SOURCE DATA
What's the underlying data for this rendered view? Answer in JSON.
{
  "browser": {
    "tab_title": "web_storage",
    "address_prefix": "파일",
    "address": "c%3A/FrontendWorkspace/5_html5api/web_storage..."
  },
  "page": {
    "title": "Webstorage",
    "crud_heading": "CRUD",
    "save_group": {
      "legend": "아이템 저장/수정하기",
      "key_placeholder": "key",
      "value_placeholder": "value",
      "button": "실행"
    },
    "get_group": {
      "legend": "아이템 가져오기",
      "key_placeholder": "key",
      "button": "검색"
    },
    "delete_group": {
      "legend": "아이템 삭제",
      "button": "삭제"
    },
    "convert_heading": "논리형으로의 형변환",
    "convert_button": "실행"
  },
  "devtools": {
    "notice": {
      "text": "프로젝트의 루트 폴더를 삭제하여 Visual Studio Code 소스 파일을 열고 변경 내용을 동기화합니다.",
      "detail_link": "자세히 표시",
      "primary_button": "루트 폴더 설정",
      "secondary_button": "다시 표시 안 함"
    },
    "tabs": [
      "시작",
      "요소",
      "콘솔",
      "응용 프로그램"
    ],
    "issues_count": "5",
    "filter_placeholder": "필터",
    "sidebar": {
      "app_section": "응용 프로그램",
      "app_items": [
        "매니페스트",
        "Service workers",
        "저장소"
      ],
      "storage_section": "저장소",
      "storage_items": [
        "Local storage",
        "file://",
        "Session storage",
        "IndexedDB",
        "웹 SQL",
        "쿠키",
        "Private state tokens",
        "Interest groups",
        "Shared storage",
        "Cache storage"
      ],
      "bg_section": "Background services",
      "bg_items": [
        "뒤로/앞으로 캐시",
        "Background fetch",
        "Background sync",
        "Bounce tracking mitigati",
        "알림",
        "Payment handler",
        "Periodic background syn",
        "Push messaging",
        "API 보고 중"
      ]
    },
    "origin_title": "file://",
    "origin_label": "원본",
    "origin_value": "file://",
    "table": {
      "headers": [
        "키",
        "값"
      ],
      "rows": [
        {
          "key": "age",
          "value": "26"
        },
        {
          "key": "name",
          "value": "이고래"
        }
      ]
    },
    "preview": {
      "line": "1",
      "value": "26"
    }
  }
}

WHAT YOU ARE ASKED TO DO
Write out the records above again, keeping each one identical to the original.

RESULT OF THIS EXERCISE
What's the underlying data for this rendered view? Answer in JSON.
{
  "browser": {
    "tab_title": "web_storage",
    "address_prefix": "파일",
    "address": "c%3A/FrontendWorkspace/5_html5api/web_storage..."
  },
  "page": {
    "title": "Webstorage",
    "crud_heading": "CRUD",
    "save_group": {
      "legend": "아이템 저장/수정하기",
      "key_placeholder": "key",
      "value_placeholder": "value",
      "button": "실행"
    },
    "get_group": {
      "legend": "아이템 가져오기",
      "key_placeholder": "key",
      "button": "검색"
    },
    "delete_group": {
      "legend": "아이템 삭제",
      "button": "삭제"
    },
    "convert_heading": "논리형으로의 형변환",
    "convert_button": "실행"
  },
  "devtools": {
    "notice": {
      "text": "프로젝트의 루트 폴더를 삭제하여 Visual Studio Code 소스 파일을 열고 변경 내용을 동기화합니다.",
      "detail_link": "자세히 표시",
      "primary_button": "루트 폴더 설정",
      "secondary_button": "다시 표시 안 함"
    },
    "tabs": [
      "시작",
      "요소",
      "콘솔",
      "응용 프로그램"
    ],
    "issues_count": "5",
    "filter_placeholder": "필터",
    "sidebar": {
      "app_section": "응용 프로그램",
      "app_items": [
        "매니페스트",
        "Service workers",
        "저장소"
      ],
      "storage_section": "저장소",
      "storage_items": [
        "Local storage",
        "file://",
        "Session storage",
        "IndexedDB",
        "웹 SQL",
        "쿠키",
        "Private state tokens",
        "Interest groups",
        "Shared storage",
        "Cache storage"
      ],
      "bg_section": "Background services",
      "bg_items": [
        "뒤로/앞으로 캐시",
        "Background fetch",
        "Background sync",
        "Bounce tracking mitigati",
        "알림",
        "Payment handler",
        "Periodic background syn",
        "Push messaging",
        "API 보고 중"
      ]
    },
    "origin_title": "file://",
    "origin_label": "원본",
    "origin_value": "file://",
    "table": {
      "headers": [
        "키",
        "값"
      ],
      "rows": [
        {
          "key": "age",
          "value": "26"
        },
        {
          "key": "name",
          "value": "이고래"
        }
      ]
    },
    "preview": {
      "line": "1",
      "value": "26"
    }
  }
}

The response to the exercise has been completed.